- **EXERCISE AIM**
Look for the string "text" in the lines and copy each line that has it.

## Begin LISTING

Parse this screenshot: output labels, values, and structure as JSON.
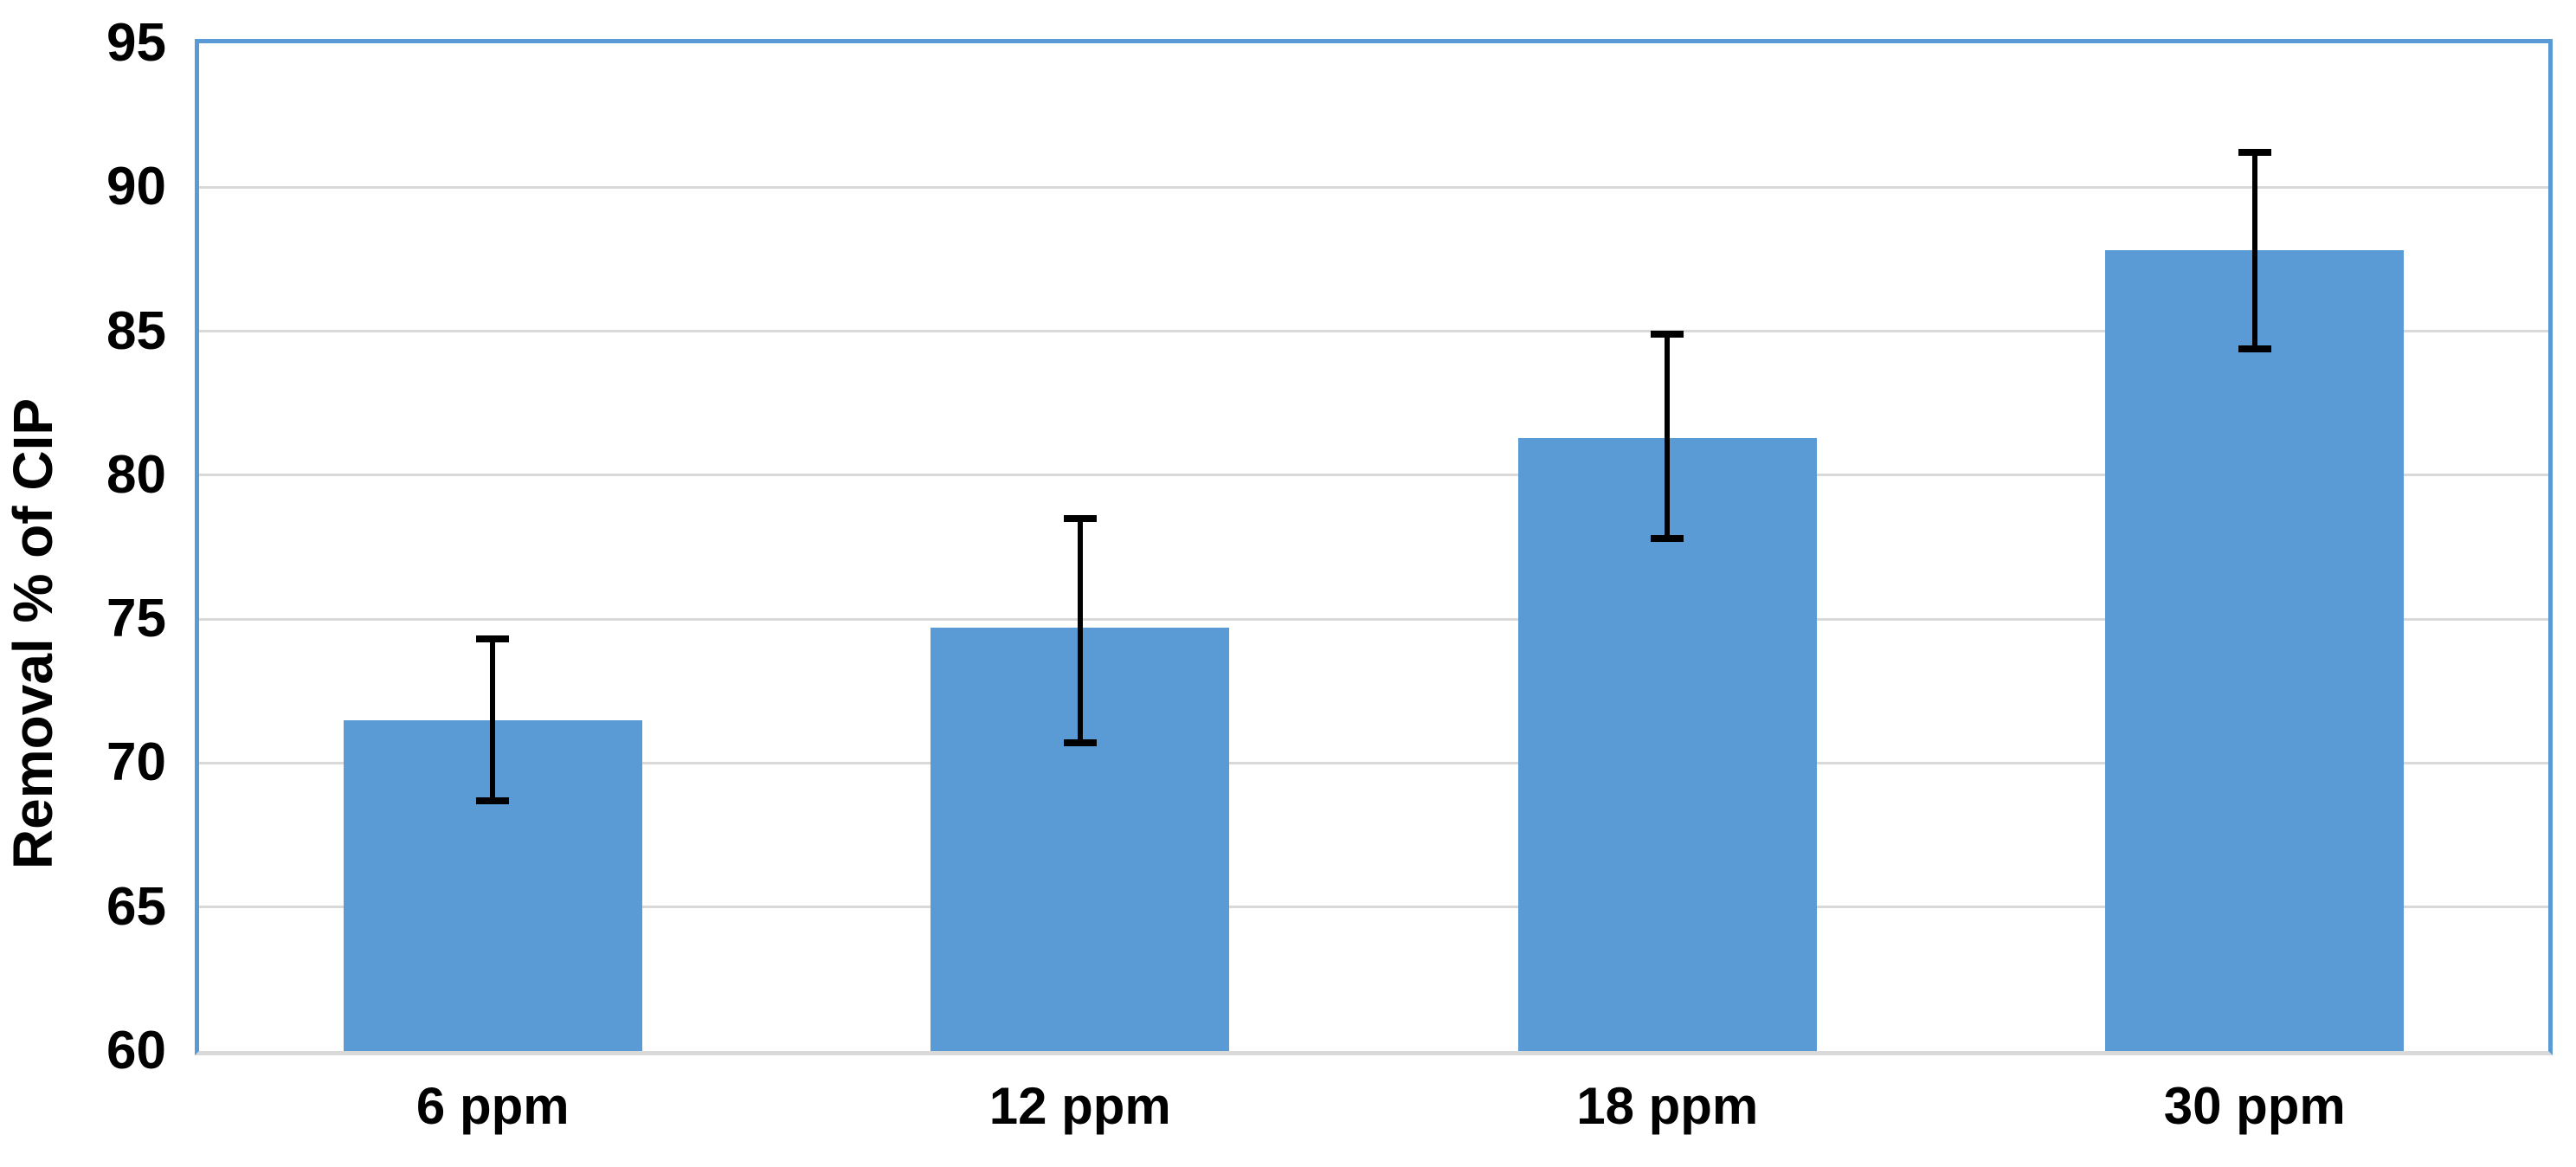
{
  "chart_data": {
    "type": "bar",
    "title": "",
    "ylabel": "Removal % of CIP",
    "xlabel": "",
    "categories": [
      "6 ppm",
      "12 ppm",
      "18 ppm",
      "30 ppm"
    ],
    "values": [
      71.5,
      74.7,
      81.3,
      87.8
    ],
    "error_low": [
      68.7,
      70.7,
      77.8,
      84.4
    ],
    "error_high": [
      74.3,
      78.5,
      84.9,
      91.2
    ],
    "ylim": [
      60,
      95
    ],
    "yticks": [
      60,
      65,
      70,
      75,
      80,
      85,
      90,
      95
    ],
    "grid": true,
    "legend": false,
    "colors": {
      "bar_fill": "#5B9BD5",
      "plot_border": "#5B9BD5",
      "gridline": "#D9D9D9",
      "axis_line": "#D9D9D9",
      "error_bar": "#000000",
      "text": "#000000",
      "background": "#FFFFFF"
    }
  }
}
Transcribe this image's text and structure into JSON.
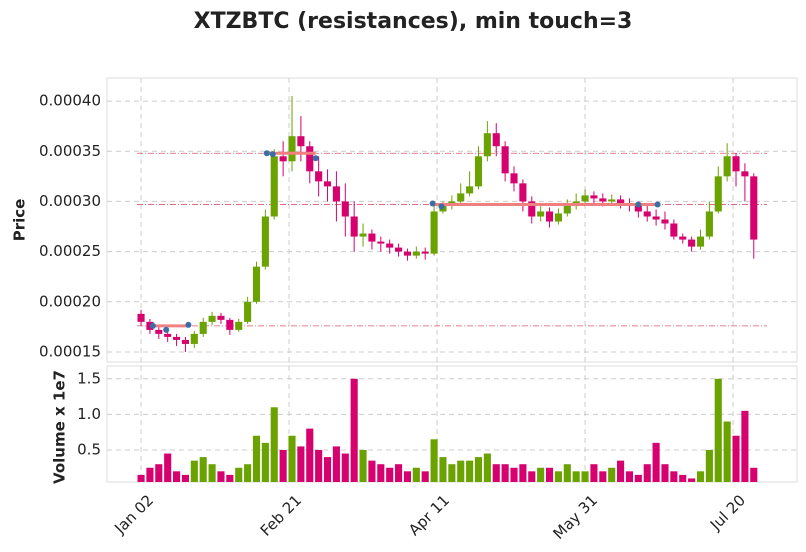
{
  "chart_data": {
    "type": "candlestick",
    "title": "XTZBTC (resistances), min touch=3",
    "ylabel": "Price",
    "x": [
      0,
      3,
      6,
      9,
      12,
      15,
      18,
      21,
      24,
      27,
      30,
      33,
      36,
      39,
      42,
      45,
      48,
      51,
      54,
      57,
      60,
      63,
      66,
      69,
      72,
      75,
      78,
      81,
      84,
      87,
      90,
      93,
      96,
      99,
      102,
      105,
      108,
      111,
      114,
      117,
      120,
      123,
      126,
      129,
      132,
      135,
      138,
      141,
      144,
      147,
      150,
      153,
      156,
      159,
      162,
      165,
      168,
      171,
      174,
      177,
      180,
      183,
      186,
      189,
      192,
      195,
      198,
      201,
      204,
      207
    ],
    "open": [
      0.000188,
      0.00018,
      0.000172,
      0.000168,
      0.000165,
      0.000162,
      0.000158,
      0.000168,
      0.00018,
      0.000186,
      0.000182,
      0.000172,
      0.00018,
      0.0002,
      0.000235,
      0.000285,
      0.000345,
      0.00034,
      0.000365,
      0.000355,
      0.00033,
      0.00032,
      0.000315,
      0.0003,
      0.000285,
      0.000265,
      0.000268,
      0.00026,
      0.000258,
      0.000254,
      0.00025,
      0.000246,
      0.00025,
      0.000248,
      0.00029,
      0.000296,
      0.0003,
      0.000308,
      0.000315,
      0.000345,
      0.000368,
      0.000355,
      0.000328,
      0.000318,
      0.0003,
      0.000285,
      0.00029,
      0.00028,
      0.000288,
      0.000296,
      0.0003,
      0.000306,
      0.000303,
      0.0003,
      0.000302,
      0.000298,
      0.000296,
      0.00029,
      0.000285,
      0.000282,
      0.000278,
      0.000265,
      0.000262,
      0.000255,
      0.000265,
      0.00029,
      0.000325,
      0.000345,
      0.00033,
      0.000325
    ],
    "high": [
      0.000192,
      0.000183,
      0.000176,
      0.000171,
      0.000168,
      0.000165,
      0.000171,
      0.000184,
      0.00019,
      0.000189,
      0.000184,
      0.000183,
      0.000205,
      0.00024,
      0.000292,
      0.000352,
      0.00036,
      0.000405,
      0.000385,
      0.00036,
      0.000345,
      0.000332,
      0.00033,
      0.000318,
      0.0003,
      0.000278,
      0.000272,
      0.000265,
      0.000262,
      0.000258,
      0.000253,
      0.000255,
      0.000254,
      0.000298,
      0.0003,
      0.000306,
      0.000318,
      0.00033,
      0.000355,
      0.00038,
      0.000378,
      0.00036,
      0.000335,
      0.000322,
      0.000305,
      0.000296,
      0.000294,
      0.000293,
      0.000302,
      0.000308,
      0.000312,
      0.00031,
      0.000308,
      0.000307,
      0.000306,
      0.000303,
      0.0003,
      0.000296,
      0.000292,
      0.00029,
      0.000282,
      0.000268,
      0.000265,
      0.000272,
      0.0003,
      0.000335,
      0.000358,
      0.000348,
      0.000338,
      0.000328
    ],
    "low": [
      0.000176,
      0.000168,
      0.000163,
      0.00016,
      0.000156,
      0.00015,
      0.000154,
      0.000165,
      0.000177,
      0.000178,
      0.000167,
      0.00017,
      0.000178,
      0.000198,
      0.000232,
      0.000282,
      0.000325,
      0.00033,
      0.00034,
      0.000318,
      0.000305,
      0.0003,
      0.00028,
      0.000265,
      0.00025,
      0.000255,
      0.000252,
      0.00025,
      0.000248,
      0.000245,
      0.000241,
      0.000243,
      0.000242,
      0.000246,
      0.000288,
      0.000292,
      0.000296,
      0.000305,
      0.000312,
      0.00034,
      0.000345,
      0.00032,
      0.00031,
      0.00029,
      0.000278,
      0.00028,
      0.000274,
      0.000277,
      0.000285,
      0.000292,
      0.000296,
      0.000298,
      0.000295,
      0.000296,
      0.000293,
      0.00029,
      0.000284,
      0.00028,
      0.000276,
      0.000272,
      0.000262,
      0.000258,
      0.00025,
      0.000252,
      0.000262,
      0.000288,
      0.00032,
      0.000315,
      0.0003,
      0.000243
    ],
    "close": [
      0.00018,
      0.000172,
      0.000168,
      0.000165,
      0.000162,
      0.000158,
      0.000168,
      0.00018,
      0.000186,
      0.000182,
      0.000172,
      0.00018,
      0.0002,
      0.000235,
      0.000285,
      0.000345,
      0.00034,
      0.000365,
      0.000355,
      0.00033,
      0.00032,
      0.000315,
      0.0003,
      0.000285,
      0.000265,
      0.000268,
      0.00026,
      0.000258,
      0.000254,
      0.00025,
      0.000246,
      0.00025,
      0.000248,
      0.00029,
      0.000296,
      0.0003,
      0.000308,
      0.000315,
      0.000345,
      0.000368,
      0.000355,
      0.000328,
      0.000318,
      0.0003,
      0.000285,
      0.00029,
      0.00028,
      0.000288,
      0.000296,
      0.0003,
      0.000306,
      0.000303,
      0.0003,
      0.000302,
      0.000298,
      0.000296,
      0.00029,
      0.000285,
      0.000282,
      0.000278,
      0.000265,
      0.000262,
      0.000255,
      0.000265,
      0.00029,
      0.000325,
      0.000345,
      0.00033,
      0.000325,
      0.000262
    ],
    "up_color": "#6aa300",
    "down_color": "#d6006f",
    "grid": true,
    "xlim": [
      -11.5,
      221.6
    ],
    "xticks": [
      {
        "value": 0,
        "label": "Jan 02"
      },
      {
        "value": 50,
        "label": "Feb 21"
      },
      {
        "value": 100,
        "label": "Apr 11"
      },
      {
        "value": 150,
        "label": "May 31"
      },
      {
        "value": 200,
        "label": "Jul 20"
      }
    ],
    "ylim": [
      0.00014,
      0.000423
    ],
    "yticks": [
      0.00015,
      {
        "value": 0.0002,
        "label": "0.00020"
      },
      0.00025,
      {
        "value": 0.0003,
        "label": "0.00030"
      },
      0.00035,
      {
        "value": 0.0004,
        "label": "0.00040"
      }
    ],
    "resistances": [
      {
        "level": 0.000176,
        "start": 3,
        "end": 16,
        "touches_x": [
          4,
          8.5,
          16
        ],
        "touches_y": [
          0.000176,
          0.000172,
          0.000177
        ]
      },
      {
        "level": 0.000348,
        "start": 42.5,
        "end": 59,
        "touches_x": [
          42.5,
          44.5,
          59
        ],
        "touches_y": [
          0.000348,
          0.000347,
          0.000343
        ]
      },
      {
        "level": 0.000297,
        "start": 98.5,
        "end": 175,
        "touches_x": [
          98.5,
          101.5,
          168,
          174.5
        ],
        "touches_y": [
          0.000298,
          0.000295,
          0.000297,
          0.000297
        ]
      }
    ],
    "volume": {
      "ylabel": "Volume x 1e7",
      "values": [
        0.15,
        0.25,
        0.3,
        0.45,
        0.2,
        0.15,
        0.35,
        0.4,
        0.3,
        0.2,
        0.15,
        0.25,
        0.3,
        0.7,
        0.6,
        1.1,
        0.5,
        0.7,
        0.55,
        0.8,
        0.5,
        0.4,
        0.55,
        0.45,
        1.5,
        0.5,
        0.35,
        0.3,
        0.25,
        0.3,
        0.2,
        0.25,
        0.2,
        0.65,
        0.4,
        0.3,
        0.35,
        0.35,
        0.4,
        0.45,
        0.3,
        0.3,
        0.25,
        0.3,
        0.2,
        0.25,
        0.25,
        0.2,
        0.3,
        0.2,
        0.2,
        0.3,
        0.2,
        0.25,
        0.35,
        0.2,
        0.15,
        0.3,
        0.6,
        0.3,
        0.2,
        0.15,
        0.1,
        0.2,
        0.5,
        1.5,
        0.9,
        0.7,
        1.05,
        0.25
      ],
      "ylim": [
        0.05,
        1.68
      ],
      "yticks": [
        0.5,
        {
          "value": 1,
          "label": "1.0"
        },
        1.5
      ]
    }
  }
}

## End LISTING

- **REPLY**
      "text": "#000000",
Transcribe this image's text and structure into JSON.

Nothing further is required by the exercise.